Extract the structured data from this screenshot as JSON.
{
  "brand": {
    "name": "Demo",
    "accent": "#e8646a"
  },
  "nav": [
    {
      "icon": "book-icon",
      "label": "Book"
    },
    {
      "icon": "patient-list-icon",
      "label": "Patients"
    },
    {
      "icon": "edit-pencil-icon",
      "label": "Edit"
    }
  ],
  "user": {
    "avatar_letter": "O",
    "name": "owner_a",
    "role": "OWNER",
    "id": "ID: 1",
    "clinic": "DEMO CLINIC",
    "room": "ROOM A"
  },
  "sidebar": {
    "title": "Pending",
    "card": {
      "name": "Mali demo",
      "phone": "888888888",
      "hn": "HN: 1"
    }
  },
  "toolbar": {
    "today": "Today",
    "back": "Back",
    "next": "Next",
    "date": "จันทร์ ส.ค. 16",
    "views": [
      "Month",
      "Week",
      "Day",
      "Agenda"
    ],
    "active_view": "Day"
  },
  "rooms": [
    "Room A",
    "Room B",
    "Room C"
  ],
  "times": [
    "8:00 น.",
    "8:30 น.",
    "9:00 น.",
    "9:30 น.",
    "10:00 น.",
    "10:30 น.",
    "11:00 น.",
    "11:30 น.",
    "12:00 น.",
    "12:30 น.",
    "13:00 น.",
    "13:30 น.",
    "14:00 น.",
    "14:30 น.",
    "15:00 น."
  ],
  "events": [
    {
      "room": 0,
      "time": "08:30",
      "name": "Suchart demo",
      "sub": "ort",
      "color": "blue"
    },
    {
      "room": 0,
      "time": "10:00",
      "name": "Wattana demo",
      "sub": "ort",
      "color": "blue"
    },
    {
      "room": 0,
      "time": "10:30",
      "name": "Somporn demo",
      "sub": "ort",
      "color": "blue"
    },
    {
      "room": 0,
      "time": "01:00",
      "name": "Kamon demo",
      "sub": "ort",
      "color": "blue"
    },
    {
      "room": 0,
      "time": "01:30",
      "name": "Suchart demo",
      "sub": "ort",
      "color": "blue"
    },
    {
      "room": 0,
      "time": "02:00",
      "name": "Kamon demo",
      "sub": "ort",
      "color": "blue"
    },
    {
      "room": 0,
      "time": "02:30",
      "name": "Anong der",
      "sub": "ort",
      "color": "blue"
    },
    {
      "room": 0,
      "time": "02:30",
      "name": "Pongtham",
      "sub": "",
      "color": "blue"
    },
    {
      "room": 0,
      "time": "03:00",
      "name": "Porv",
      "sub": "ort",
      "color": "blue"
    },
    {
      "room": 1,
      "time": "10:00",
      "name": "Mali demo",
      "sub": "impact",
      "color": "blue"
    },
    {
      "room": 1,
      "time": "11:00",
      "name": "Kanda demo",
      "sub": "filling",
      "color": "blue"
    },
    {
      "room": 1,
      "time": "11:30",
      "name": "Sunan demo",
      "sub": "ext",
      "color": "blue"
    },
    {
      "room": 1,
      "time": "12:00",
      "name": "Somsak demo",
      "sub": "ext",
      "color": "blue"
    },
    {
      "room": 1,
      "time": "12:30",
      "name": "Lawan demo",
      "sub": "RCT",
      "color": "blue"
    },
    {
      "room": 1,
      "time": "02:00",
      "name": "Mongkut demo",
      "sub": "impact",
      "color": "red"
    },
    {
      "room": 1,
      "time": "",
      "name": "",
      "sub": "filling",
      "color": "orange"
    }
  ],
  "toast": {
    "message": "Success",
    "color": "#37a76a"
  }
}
________
**Exercise prompt:**
After reading the data, retype all of it exactly as it reads.

**Exercise answer:**
Extract the structured data from this screenshot as JSON.
{
  "brand": {
    "name": "Demo",
    "accent": "#e8646a"
  },
  "nav": [
    {
      "icon": "book-icon",
      "label": "Book"
    },
    {
      "icon": "patient-list-icon",
      "label": "Patients"
    },
    {
      "icon": "edit-pencil-icon",
      "label": "Edit"
    }
  ],
  "user": {
    "avatar_letter": "O",
    "name": "owner_a",
    "role": "OWNER",
    "id": "ID: 1",
    "clinic": "DEMO CLINIC",
    "room": "ROOM A"
  },
  "sidebar": {
    "title": "Pending",
    "card": {
      "name": "Mali demo",
      "phone": "888888888",
      "hn": "HN: 1"
    }
  },
  "toolbar": {
    "today": "Today",
    "back": "Back",
    "next": "Next",
    "date": "จันทร์ ส.ค. 16",
    "views": [
      "Month",
      "Week",
      "Day",
      "Agenda"
    ],
    "active_view": "Day"
  },
  "rooms": [
    "Room A",
    "Room B",
    "Room C"
  ],
  "times": [
    "8:00 น.",
    "8:30 น.",
    "9:00 น.",
    "9:30 น.",
    "10:00 น.",
    "10:30 น.",
    "11:00 น.",
    "11:30 น.",
    "12:00 น.",
    "12:30 น.",
    "13:00 น.",
    "13:30 น.",
    "14:00 น.",
    "14:30 น.",
    "15:00 น."
  ],
  "events": [
    {
      "room": 0,
      "time": "08:30",
      "name": "Suchart demo",
      "sub": "ort",
      "color": "blue"
    },
    {
      "room": 0,
      "time": "10:00",
      "name": "Wattana demo",
      "sub": "ort",
      "color": "blue"
    },
    {
      "room": 0,
      "time": "10:30",
      "name": "Somporn demo",
      "sub": "ort",
      "color": "blue"
    },
    {
      "room": 0,
      "time": "01:00",
      "name": "Kamon demo",
      "sub": "ort",
      "color": "blue"
    },
    {
      "room": 0,
      "time": "01:30",
      "name": "Suchart demo",
      "sub": "ort",
      "color": "blue"
    },
    {
      "room": 0,
      "time": "02:00",
      "name": "Kamon demo",
      "sub": "ort",
      "color": "blue"
    },
    {
      "room": 0,
      "time": "02:30",
      "name": "Anong der",
      "sub": "ort",
      "color": "blue"
    },
    {
      "room": 0,
      "time": "02:30",
      "name": "Pongtham",
      "sub": "",
      "color": "blue"
    },
    {
      "room": 0,
      "time": "03:00",
      "name": "Porv",
      "sub": "ort",
      "color": "blue"
    },
    {
      "room": 1,
      "time": "10:00",
      "name": "Mali demo",
      "sub": "impact",
      "color": "blue"
    },
    {
      "room": 1,
      "time": "11:00",
      "name": "Kanda demo",
      "sub": "filling",
      "color": "blue"
    },
    {
      "room": 1,
      "time": "11:30",
      "name": "Sunan demo",
      "sub": "ext",
      "color": "blue"
    },
    {
      "room": 1,
      "time": "12:00",
      "name": "Somsak demo",
      "sub": "ext",
      "color": "blue"
    },
    {
      "room": 1,
      "time": "12:30",
      "name": "Lawan demo",
      "sub": "RCT",
      "color": "blue"
    },
    {
      "room": 1,
      "time": "02:00",
      "name": "Mongkut demo",
      "sub": "impact",
      "color": "red"
    },
    {
      "room": 1,
      "time": "",
      "name": "",
      "sub": "filling",
      "color": "orange"
    }
  ],
  "toast": {
    "message": "Success",
    "color": "#37a76a"
  }
}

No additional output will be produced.